*Aim of the exercise*:
Put every line of the records below into a JSON list of strings, one string per line, and leave out any blank lines.

[Listings of boxed layout items]
»»
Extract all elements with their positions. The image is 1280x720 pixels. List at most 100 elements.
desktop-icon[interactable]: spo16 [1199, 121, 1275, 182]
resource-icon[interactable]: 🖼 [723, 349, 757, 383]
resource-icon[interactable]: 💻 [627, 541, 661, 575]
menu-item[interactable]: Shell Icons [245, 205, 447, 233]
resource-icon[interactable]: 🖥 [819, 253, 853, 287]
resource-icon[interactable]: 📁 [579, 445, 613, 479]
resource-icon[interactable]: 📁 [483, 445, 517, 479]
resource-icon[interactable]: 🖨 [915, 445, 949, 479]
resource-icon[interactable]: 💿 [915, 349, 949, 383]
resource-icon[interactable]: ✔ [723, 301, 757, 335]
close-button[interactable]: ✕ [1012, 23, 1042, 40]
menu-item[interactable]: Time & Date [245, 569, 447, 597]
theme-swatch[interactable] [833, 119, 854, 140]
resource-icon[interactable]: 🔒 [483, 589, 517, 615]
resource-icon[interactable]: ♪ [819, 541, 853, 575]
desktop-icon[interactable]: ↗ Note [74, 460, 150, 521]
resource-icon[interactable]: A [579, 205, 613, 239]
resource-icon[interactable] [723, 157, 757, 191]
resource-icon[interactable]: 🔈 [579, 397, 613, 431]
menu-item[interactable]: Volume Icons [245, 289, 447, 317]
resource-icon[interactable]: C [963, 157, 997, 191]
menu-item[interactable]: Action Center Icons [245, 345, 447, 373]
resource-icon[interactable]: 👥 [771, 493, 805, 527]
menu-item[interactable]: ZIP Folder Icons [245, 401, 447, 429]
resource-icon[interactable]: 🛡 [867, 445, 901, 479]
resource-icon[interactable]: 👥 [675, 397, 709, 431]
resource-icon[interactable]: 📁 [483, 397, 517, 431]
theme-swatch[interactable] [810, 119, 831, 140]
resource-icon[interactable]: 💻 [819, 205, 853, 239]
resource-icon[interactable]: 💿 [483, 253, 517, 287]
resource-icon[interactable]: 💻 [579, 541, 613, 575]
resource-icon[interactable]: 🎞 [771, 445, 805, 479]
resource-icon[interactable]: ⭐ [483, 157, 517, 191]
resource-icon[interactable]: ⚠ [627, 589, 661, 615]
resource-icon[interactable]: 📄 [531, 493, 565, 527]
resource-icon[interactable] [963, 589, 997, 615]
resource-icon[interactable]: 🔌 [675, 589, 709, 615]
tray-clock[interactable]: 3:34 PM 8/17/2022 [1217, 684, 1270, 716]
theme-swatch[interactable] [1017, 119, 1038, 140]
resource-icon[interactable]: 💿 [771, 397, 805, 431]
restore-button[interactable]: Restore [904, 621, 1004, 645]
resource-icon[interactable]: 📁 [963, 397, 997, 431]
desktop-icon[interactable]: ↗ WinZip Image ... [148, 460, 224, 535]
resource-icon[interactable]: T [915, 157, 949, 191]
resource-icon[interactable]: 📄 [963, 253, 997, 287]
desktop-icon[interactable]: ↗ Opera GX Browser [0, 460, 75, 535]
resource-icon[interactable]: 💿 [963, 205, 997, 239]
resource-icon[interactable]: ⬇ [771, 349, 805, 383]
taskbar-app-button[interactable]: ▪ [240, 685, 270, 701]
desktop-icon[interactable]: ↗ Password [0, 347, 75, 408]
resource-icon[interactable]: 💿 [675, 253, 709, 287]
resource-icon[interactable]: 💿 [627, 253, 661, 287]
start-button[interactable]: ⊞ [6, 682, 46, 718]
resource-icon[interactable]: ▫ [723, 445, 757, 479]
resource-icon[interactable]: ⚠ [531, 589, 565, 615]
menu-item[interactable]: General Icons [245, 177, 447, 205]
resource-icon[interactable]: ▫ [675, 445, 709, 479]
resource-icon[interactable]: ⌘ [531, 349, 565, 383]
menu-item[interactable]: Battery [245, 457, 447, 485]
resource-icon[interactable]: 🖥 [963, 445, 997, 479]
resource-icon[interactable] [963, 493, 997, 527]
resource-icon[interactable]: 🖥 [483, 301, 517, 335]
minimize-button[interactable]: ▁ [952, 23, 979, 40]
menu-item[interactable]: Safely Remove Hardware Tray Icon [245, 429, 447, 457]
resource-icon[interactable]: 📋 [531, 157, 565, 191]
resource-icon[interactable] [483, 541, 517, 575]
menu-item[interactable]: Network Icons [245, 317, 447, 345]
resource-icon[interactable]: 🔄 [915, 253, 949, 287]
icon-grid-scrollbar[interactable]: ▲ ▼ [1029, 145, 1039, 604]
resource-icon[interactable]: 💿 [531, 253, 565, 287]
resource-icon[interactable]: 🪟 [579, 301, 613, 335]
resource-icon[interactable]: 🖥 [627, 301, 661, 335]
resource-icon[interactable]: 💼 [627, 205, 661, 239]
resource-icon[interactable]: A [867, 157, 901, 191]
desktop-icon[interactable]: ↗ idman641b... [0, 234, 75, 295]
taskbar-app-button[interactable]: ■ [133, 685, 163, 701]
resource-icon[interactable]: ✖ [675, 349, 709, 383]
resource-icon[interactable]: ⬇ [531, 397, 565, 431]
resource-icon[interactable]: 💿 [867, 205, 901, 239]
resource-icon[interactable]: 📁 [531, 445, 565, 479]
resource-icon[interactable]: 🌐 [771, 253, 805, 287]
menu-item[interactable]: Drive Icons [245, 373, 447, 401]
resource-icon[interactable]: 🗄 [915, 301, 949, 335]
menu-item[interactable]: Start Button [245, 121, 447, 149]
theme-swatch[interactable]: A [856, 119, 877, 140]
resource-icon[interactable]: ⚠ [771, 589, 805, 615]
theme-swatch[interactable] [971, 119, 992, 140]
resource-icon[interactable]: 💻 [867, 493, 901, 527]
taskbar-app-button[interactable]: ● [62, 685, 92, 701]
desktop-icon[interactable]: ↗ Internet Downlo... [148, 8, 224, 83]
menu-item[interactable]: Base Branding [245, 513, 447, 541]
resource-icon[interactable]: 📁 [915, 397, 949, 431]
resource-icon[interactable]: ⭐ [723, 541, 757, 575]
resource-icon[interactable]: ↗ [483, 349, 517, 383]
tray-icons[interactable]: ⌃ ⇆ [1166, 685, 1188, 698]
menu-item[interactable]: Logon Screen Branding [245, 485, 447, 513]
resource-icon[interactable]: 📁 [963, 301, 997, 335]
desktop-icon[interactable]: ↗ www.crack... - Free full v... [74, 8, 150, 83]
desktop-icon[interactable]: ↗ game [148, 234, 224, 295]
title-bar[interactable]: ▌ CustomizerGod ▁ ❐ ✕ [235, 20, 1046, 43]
««
*Completed exercise*:
[
  "Extract all elements with their positions. The image is 1280x720 pixels. List at most 100 elements.",
  "desktop-icon[interactable]: spo16 [1199, 121, 1275, 182]",
  "resource-icon[interactable]: 🖼 [723, 349, 757, 383]",
  "resource-icon[interactable]: 💻 [627, 541, 661, 575]",
  "menu-item[interactable]: Shell Icons [245, 205, 447, 233]",
  "resource-icon[interactable]: 🖥 [819, 253, 853, 287]",
  "resource-icon[interactable]: 📁 [579, 445, 613, 479]",
  "resource-icon[interactable]: 📁 [483, 445, 517, 479]",
  "resource-icon[interactable]: 🖨 [915, 445, 949, 479]",
  "resource-icon[interactable]: 💿 [915, 349, 949, 383]",
  "resource-icon[interactable]: ✔ [723, 301, 757, 335]",
  "close-button[interactable]: ✕ [1012, 23, 1042, 40]",
  "menu-item[interactable]: Time & Date [245, 569, 447, 597]",
  "theme-swatch[interactable] [833, 119, 854, 140]",
  "resource-icon[interactable]: 🔒 [483, 589, 517, 615]",
  "resource-icon[interactable]: ♪ [819, 541, 853, 575]",
  "desktop-icon[interactable]: ↗ Note [74, 460, 150, 521]",
  "resource-icon[interactable]: A [579, 205, 613, 239]",
  "resource-icon[interactable] [723, 157, 757, 191]",
  "resource-icon[interactable]: 🔈 [579, 397, 613, 431]",
  "menu-item[interactable]: Volume Icons [245, 289, 447, 317]",
  "resource-icon[interactable]: C [963, 157, 997, 191]",
  "menu-item[interactable]: Action Center Icons [245, 345, 447, 373]",
  "resource-icon[interactable]: 👥 [771, 493, 805, 527]",
  "menu-item[interactable]: ZIP Folder Icons [245, 401, 447, 429]",
  "resource-icon[interactable]: 🛡 [867, 445, 901, 479]",
  "resource-icon[interactable]: 👥 [675, 397, 709, 431]",
  "resource-icon[interactable]: 📁 [483, 397, 517, 431]",
  "theme-swatch[interactable] [810, 119, 831, 140]",
  "resource-icon[interactable]: 💻 [819, 205, 853, 239]",
  "resource-icon[interactable]: 💿 [483, 253, 517, 287]",
  "resource-icon[interactable]: 💻 [579, 541, 613, 575]",
  "resource-icon[interactable]: 🎞 [771, 445, 805, 479]",
  "resource-icon[interactable]: ⭐ [483, 157, 517, 191]",
  "resource-icon[interactable]: ⚠ [627, 589, 661, 615]",
  "resource-icon[interactable]: 📄 [531, 493, 565, 527]",
  "resource-icon[interactable] [963, 589, 997, 615]",
  "resource-icon[interactable]: 🔌 [675, 589, 709, 615]",
  "tray-clock[interactable]: 3:34 PM 8/17/2022 [1217, 684, 1270, 716]",
  "theme-swatch[interactable] [1017, 119, 1038, 140]",
  "resource-icon[interactable]: 💿 [771, 397, 805, 431]",
  "restore-button[interactable]: Restore [904, 621, 1004, 645]",
  "resource-icon[interactable]: 📁 [963, 397, 997, 431]",
  "desktop-icon[interactable]: ↗ WinZip Image ... [148, 460, 224, 535]",
  "resource-icon[interactable]: T [915, 157, 949, 191]",
  "resource-icon[interactable]: 📄 [963, 253, 997, 287]",
  "desktop-icon[interactable]: ↗ Opera GX Browser [0, 460, 75, 535]",
  "resource-icon[interactable]: 💿 [963, 205, 997, 239]",
  "resource-icon[interactable]: ⬇ [771, 349, 805, 383]",
  "taskbar-app-button[interactable]: ▪ [240, 685, 270, 701]",
  "desktop-icon[interactable]: ↗ Password [0, 347, 75, 408]",
  "resource-icon[interactable]: 💿 [675, 253, 709, 287]",
  "resource-icon[interactable]: 💿 [627, 253, 661, 287]",
  "start-button[interactable]: ⊞ [6, 682, 46, 718]",
  "resource-icon[interactable]: ▫ [723, 445, 757, 479]",
  "resource-icon[interactable]: ⚠ [531, 589, 565, 615]",
  "menu-item[interactable]: General Icons [245, 177, 447, 205]",
  "resource-icon[interactable]: ▫ [675, 445, 709, 479]",
  "resource-icon[interactable]: ⌘ [531, 349, 565, 383]",
  "menu-item[interactable]: Battery [245, 457, 447, 485]",
  "resource-icon[interactable]: 🖥 [963, 445, 997, 479]",
  "resource-icon[interactable] [963, 493, 997, 527]",
  "resource-icon[interactable]: 🖥 [483, 301, 517, 335]",
  "minimize-button[interactable]: ▁ [952, 23, 979, 40]",
  "menu-item[interactable]: Safely Remove Hardware Tray Icon [245, 429, 447, 457]",
  "resource-icon[interactable]: 📋 [531, 157, 565, 191]",
  "resource-icon[interactable] [483, 541, 517, 575]",
  "menu-item[interactable]: Network Icons [245, 317, 447, 345]",
  "resource-icon[interactable]: 🔄 [915, 253, 949, 287]",
  "icon-grid-scrollbar[interactable]: ▲ ▼ [1029, 145, 1039, 604]",
  "resource-icon[interactable]: 💿 [531, 253, 565, 287]",
  "resource-icon[interactable]: 🪟 [579, 301, 613, 335]",
  "resource-icon[interactable]: 🖥 [627, 301, 661, 335]",
  "resource-icon[interactable]: 💼 [627, 205, 661, 239]",
  "resource-icon[interactable]: A [867, 157, 901, 191]",
  "desktop-icon[interactable]: ↗ idman641b... [0, 234, 75, 295]",
  "taskbar-app-button[interactable]: ■ [133, 685, 163, 701]",
  "resource-icon[interactable]: ✖ [675, 349, 709, 383]",
  "resource-icon[interactable]: ⬇ [531, 397, 565, 431]",
  "resource-icon[interactable]: 💿 [867, 205, 901, 239]",
  "resource-icon[interactable]: 📁 [531, 445, 565, 479]",
  "resource-icon[interactable]: 🌐 [771, 253, 805, 287]",
  "menu-item[interactable]: Drive Icons [245, 373, 447, 401]",
  "resource-icon[interactable]: 🗄 [915, 301, 949, 335]",
  "menu-item[interactable]: Start Button [245, 121, 447, 149]",
  "theme-swatch[interactable]: A [856, 119, 877, 140]",
  "resource-icon[interactable]: ⚠ [771, 589, 805, 615]",
  "theme-swatch[interactable] [971, 119, 992, 140]",
  "resource-icon[interactable]: 💻 [867, 493, 901, 527]",
  "taskbar-app-button[interactable]: ● [62, 685, 92, 701]",
  "desktop-icon[interactable]: ↗ Internet Downlo... [148, 8, 224, 83]",
  "menu-item[interactable]: Base Branding [245, 513, 447, 541]",
  "resource-icon[interactable]: 📁 [915, 397, 949, 431]",
  "resource-icon[interactable]: ⭐ [723, 541, 757, 575]",
  "resource-icon[interactable]: ↗ [483, 349, 517, 383]",
  "tray-icons[interactable]: ⌃ ⇆ [1166, 685, 1188, 698]",
  "menu-item[interactable]: Logon Screen Branding [245, 485, 447, 513]",
  "resource-icon[interactable]: 📁 [963, 301, 997, 335]",
  "desktop-icon[interactable]: ↗ www.crack... - Free full v... [74, 8, 150, 83]",
  "desktop-icon[interactable]: ↗ game [148, 234, 224, 295]",
  "title-bar[interactable]: ▌ CustomizerGod ▁ ❐ ✕ [235, 20, 1046, 43]"
]